- **Task prompt**
Output every line exactly as written. Leave out pictures.

====== Records supplied ======

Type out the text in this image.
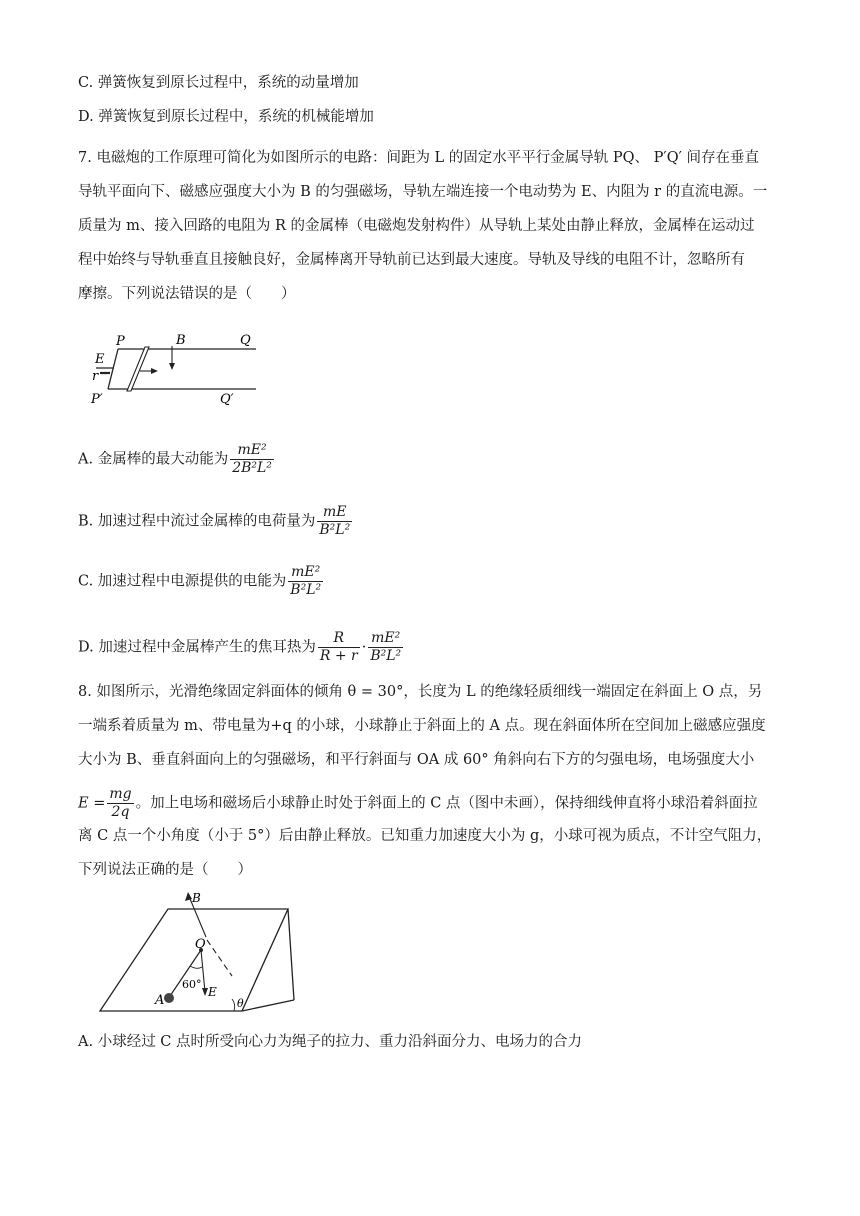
C. 弹簧恢复到原长过程中，系统的动量增加
D. 弹簧恢复到原长过程中，系统的机械能增加
7. 电磁炮的工作原理可简化为如图所示的电路：间距为 L 的固定水平平行金属导轨 PQ、 P′Q′ 间存在垂直
导轨平面向下、磁感应强度大小为 B 的匀强磁场，导轨左端连接一个电动势为 E、内阻为 r 的直流电源。一
质量为 m、接入回路的电阻为 R 的金属棒（电磁炮发射构件）从导轨上某处由静止释放，金属棒在运动过
程中始终与导轨垂直且接触良好，金属棒离开导轨前已达到最大速度。导轨及导线的电阻不计，忽略所有
摩擦。下列说法错误的是（　　）
P	Q
P′	Q′
B
E
r
A. 金属棒的最大动能为 $\frac{\text{mE²}}{\text{2B²L²}}$
B. 加速过程中流过金属棒的电荷量为 $\frac{mE}{\text{B²L²}}$
C. 加速过程中电源提供的电能为 $\frac{\text{mE²}}{\text{B²L²}}$
D. 加速过程中金属棒产生的焦耳热为 $\frac{R}{R + r} \cdot \frac{\text{mE²}}{\text{B²L²}}$
8. 如图所示，光滑绝缘固定斜面体的倾角 θ = 30°，长度为 L 的绝缘轻质细线一端固定在斜面上 O 点，另
一端系着质量为 m、带电量为+q 的小球，小球静止于斜面上的 A 点。现在斜面体所在空间加上磁感应强度
大小为 B、垂直斜面向上的匀强磁场，和平行斜面与 OA 成 60° 角斜向右下方的匀强电场，电场强度大小
$E = \frac{mg}{2q}$ 。加上电场和磁场后小球静止时处于斜面上的 C 点（图中未画），保持细线伸直将小球沿着斜面拉
离 C 点一个小角度（小于 5°）后由静止释放。已知重力加速度大小为 g，小球可视为质点，不计空气阻力，
下列说法正确的是（　　）
B
O
A
E
60°
θ
A. 小球经过 C 点时所受向心力为绳子的拉力、重力沿斜面分力、电场力的合力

======

- **The result**
Type out the text in this image.
C. 弹簧恢复到原长过程中，系统的动量增加
D. 弹簧恢复到原长过程中，系统的机械能增加
7. 电磁炮的工作原理可简化为如图所示的电路：间距为 L 的固定水平平行金属导轨 PQ、 P′Q′ 间存在垂直
导轨平面向下、磁感应强度大小为 B 的匀强磁场，导轨左端连接一个电动势为 E、内阻为 r 的直流电源。一
质量为 m、接入回路的电阻为 R 的金属棒（电磁炮发射构件）从导轨上某处由静止释放，金属棒在运动过
程中始终与导轨垂直且接触良好，金属棒离开导轨前已达到最大速度。导轨及导线的电阻不计，忽略所有
摩擦。下列说法错误的是（　　）
P	Q
P′	Q′
B
E
r
A. 金属棒的最大动能为 $\frac{\text{mE²}}{\text{2B²L²}}$
B. 加速过程中流过金属棒的电荷量为 $\frac{mE}{\text{B²L²}}$
C. 加速过程中电源提供的电能为 $\frac{\text{mE²}}{\text{B²L²}}$
D. 加速过程中金属棒产生的焦耳热为 $\frac{R}{R + r} \cdot \frac{\text{mE²}}{\text{B²L²}}$
8. 如图所示，光滑绝缘固定斜面体的倾角 θ = 30°，长度为 L 的绝缘轻质细线一端固定在斜面上 O 点，另
一端系着质量为 m、带电量为+q 的小球，小球静止于斜面上的 A 点。现在斜面体所在空间加上磁感应强度
大小为 B、垂直斜面向上的匀强磁场，和平行斜面与 OA 成 60° 角斜向右下方的匀强电场，电场强度大小
$E = \frac{mg}{2q}$ 。加上电场和磁场后小球静止时处于斜面上的 C 点（图中未画），保持细线伸直将小球沿着斜面拉
离 C 点一个小角度（小于 5°）后由静止释放。已知重力加速度大小为 g，小球可视为质点，不计空气阻力，
下列说法正确的是（　　）
B
O
A
E
60°
θ
A. 小球经过 C 点时所受向心力为绳子的拉力、重力沿斜面分力、电场力的合力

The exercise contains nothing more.